**PROBLEM SET**
(a) In the passage on abstract base classes below, copy everything from "TotallyOrdered This ABC" down to "slippery slope too.", with "TotallyOrdered" changed to "StrictlyOrdered".
(b) According to the passage on abstract base classes, what internal flag can CPython use to speed up the check for whether a class is abstract?
(c) Continue the passage on abstract base classes from its final sentence.

─── GIVEN PASSAGE ───

A()  # raises TypeError

class B(A):
    pass

B()  # raises TypeError

class C(A):
    def foo(self): print(42)

C()  # works

Note: The @abstractmethod decorator should only be used inside a class body. Dynamically adding abstract methods to a class, or attempting to modify the abstraction status of a method or class once it is created, are not supported.

Implementation: The @abstractmethod decorator sets the function attribute __isabstractmethod__ to the value True. The type.__new__ method computes the type attribute __abstractmethods__ as the set of all method names that have an __isabstractmethod__ attribute whose value is true. It does this by combining the __abstractmethods__ attributes of the base classes, adding the names of all methods in the new class dict that have a true __isabstractmethod__ attribute, and removing the names of all methods in the new class dict that don't have a true __isabstractmethod__ attribute. If the resulting __abstractmethods__ set is non-empty, the class is considered abstract, and attempts to instantiate it will raise TypeError. (CPython can uses an internal flag Py_TPFLAGS_ABSTRACT to speed up this check [6]_.)

Discussion: Unlike C++ or Java, abstract methods as defined here may have an implementation. This implementation can be called via the super mechanism from the class that overrides it. This could be useful as an end-point for a super-call in framework using a cooperative multiple-inheritance [7], [8].

ABCs for Containers and Iterators

The collections module will define ABCs necessary and sufficient to work with sets, mappings, sequences, and some helper types such as iterators and dictionary views.

The ABCs provide implementations of their abstract methods that are technically valid but fairly useless; e.g. __hash__ returns 0, and __iter__ returns an empty iterator. In general, the abstract methods represent the behavior of an empty container of the indicated type.

Some ABCs also provide concrete (i.e. non-abstract) methods; for example, the Iterator class has an __iter__ method returning itself, fulfilling an important invariant of iterators (which in Python 2 has to be implemented anew by each iterator class).

No ABCs override __init__, __new__, __str__ or __repr__. Defining a standard constructor signature would unnecessarily constrain custom container types, for example Patricia trees or gdbm files. Defining a specific string representation for a collection is similarly left up to individual implementations.

Ordering ABCs '''''''''''''

These ABCs are closer to object in the ABC hierarchy.

PartiallyOrdered This ABC defines the 4 inequality operations <, <=, >=, >. (Note that == and != are defined by object.) Classes deriving from this ABC should implement a partial order as defined in mathematics. [9]_

TotallyOrdered This ABC derives from PartiallyOrdered. It adds no new operations but implies a promise of stronger invariants. Classes deriving from this ABC should implement a total order as defined in mathematics. [10]_

Open issues: Where should these live? The collections module doesn't seem right, but making them built-ins seems a slippery slope too.

─── INFORMATION SUPPLIED ───

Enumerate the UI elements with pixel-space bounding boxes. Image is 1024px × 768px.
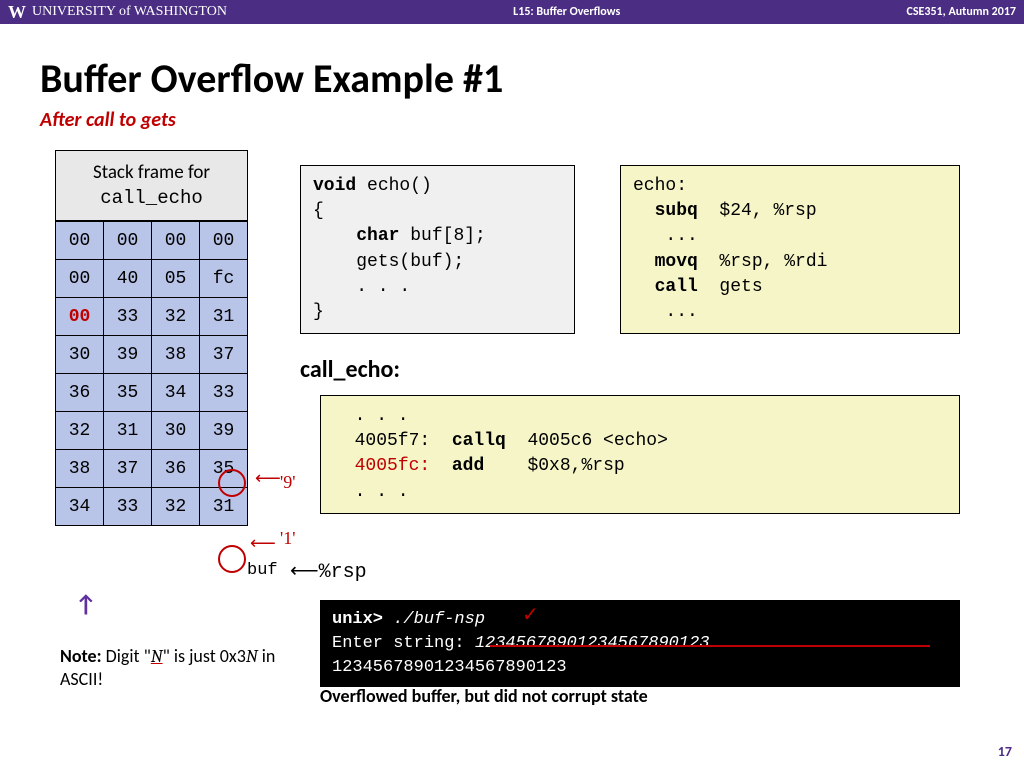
echo-asm-code: echo: subq $24, %rsp ... movq %rsp, %rdi… [620, 165, 960, 334]
page-title: Buffer Overflow Example #1 [40, 54, 984, 103]
w-icon: W [8, 2, 26, 23]
stack-byte: 31 [104, 412, 152, 450]
overflow-message: Overflowed buffer, but did not corrupt s… [320, 685, 648, 707]
stack-byte: 37 [104, 450, 152, 488]
stack-byte: 05 [152, 260, 200, 298]
stack-byte: 00 [56, 222, 104, 260]
stack-byte: 38 [56, 450, 104, 488]
stack-byte: 32 [152, 298, 200, 336]
stack-byte: 34 [152, 374, 200, 412]
page-number: 17 [998, 743, 1012, 760]
subtitle: After call to gets [40, 108, 984, 132]
nine-annotation: '9' [280, 472, 296, 493]
stack-byte: 33 [200, 374, 248, 412]
stack-byte: 39 [200, 412, 248, 450]
stack-byte: 37 [200, 336, 248, 374]
stack-header-line1: Stack frame for [56, 161, 247, 186]
stack-byte: 00 [152, 222, 200, 260]
ascii-note: Note: Digit "N" is just 0x3N in ASCII! [60, 645, 280, 692]
stack-byte: 31 [200, 298, 248, 336]
university-name: UNIVERSITY of WASHINGTON [32, 4, 227, 20]
stack-diagram: Stack frame for call_echo 00000000004005… [55, 150, 248, 526]
stack-byte: 36 [56, 374, 104, 412]
lecture-title: L15: Buffer Overflows [227, 5, 907, 19]
stack-byte: 00 [56, 298, 104, 336]
echo-c-code: void echo() { char buf[8]; gets(buf); . … [300, 165, 575, 334]
stack-byte: fc [200, 260, 248, 298]
stack-byte: 33 [104, 298, 152, 336]
stack-byte: 00 [104, 222, 152, 260]
rsp-pointer: ⟵%rsp [290, 558, 367, 584]
stack-byte: 30 [56, 336, 104, 374]
stack-byte: 00 [56, 260, 104, 298]
call-echo-label: call_echo: [300, 355, 400, 384]
circle-annotation-39 [218, 469, 246, 497]
stack-byte: 39 [104, 336, 152, 374]
stack-byte: 35 [104, 374, 152, 412]
stack-byte: 00 [200, 222, 248, 260]
stack-byte: 32 [56, 412, 104, 450]
circle-annotation-31 [218, 545, 246, 573]
course-term: CSE351, Autumn 2017 [907, 5, 1016, 19]
uw-logo: W UNIVERSITY of WASHINGTON [8, 2, 227, 23]
buf-label: buf [247, 561, 278, 580]
stack-byte: 36 [152, 450, 200, 488]
red-underline [490, 645, 930, 647]
stack-frame-header: Stack frame for call_echo [55, 150, 248, 221]
stack-header-line2: call_echo [56, 186, 247, 211]
slide-header: W UNIVERSITY of WASHINGTON L15: Buffer O… [0, 0, 1024, 24]
stack-byte: 32 [152, 488, 200, 526]
call-echo-asm-code: . . . 4005f7: callq 4005c6 <echo> 4005fc… [320, 395, 960, 514]
arrow-annotation: ⟵ [255, 468, 281, 489]
one-annotation: '1' [280, 528, 296, 549]
stack-byte: 40 [104, 260, 152, 298]
stack-byte: 34 [56, 488, 104, 526]
red-check-icon: ✓ [522, 602, 539, 627]
stack-byte: 38 [152, 336, 200, 374]
arrow-annotation-2: ⟵ [250, 533, 276, 554]
stack-byte: 33 [104, 488, 152, 526]
terminal-output: unix> ./buf-nsp Enter string: 1234567890… [320, 600, 960, 687]
purple-arrow-icon: ↑ [75, 590, 97, 619]
stack-byte: 30 [152, 412, 200, 450]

───

**THE RESULTS**
(a)
StrictlyOrdered This ABC derives from PartiallyOrdered. It adds no new operations but implies a promise of stronger invariants. Classes deriving from this ABC should implement a total order as defined in mathematics. [10]_

Open issues: Where should these live? The collections module doesn't seem right, but making them built-ins seems a slippery slope too.

(b) Py_TPFLAGS_ABSTRACT

(c)
One Trick Ponies ''''''''''''''''

These abstract classes represent single methods like __iter__ or __len__.

Hashable The base class for classes defining __hash__. The __hash__ method should return an Integer (see "Numbers" below). The abstract __hash__ method always returns 0, which is a valid (albeit inefficient) implementation. Invariant: If classes C1 and C2 both derive from Hashable, the condition o1 == o2 must imply hash(o1) == hash(o2) for all instances o1 of C1 and all instances o2 of C2. IOW, two objects shouldn't compare equal but have different hash values.

Another constraint is that hashable objects, once created, should
never change their value (as compared by ``==``) or their hash
value.  If a class cannot guarantee this, it should not derive
from ``Hashable``; if it cannot guarantee this for certain
instances only, ``__hash__`` for those instances should raise a
``TypeError`` exception.

**Note:** being an instance of this class does not imply that an
object is immutable; e.g. a tuple containing a list as a member is
not immutable; its ``__hash__`` method raises ``TypeError``.

Iterable The base class for classes defining __iter__. The __iter__ method should always return an instance of Iterator (see below). The abstract __iter__ method returns an empty iterator.

Iterator The base class for classes defining __next__. This derives from Iterable. The abstract __next__ method raises StopIteration. The concrete __iter__ method returns self.

Sized The base class for classes defining __len__. The __len__ method should return an Integer (see "Numbers" below) >= 0. The abstract __len__ method returns 0. Invariant: If a class C derives from Sized as well as from Iterable, the invariant sum(1 for x in o) == len(o) should hold for any instance o of C.

Container The base class for classes defining __contains__. The __contains__ method should return a bool. The abstract __contains__ method returns False. Invariant: If a class C derives from Container as well as from Iterable, then (x in o for x in o) should be a generator yielding only True values for any instance o of C.

**Note:** strictly speaking, there are three variants of this method's
semantics.  The first one is for sets and mappings, which is fast:
O(1) or O(log N).  The second one is for membership checking on
sequences, which is slow: O(N).  The third one is for subsequence
checking on (character or byte) strings, which is also slow: O(N).
Would it make sense to distinguish these?  The signature of the
third variant is different, since it takes a sequence (typically
of the same type as the method's target) intead of an element.
For now, I'm using the same type for all three.  This means that
is is possible for ``x in o`` to be True even though ``x`` is
never yielded by ``iter(o)``.  A suggested name for the third form
is ``Searchable``.

Sets ''''

These abstract classes represent various stages of "set-ness". The most fundamental set operation is the membership test, written as x in s and implemented by s.__contains__(x). This is already taken care of by the `Container`` class defined above. Therefore, we define a set as a sized, iterable container for which certain invariants from mathematical set theory hold.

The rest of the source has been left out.